**BRIEF:** Quote, without change, all of the lines that follow.

((

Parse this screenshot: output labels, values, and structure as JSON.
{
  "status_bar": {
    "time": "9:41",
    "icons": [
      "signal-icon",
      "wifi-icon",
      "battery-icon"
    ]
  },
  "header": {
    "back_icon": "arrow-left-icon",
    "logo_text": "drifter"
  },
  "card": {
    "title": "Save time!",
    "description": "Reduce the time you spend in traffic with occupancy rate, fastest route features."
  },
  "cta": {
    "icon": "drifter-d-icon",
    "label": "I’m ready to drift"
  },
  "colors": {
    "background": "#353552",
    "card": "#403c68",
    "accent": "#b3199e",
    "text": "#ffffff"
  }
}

))

**SOLUTION FOR THIS TASK:**
Parse this screenshot: output labels, values, and structure as JSON.
{
  "status_bar": {
    "time": "9:41",
    "icons": [
      "signal-icon",
      "wifi-icon",
      "battery-icon"
    ]
  },
  "header": {
    "back_icon": "arrow-left-icon",
    "logo_text": "drifter"
  },
  "card": {
    "title": "Save time!",
    "description": "Reduce the time you spend in traffic with occupancy rate, fastest route features."
  },
  "cta": {
    "icon": "drifter-d-icon",
    "label": "I’m ready to drift"
  },
  "colors": {
    "background": "#353552",
    "card": "#403c68",
    "accent": "#b3199e",
    "text": "#ffffff"
  }
}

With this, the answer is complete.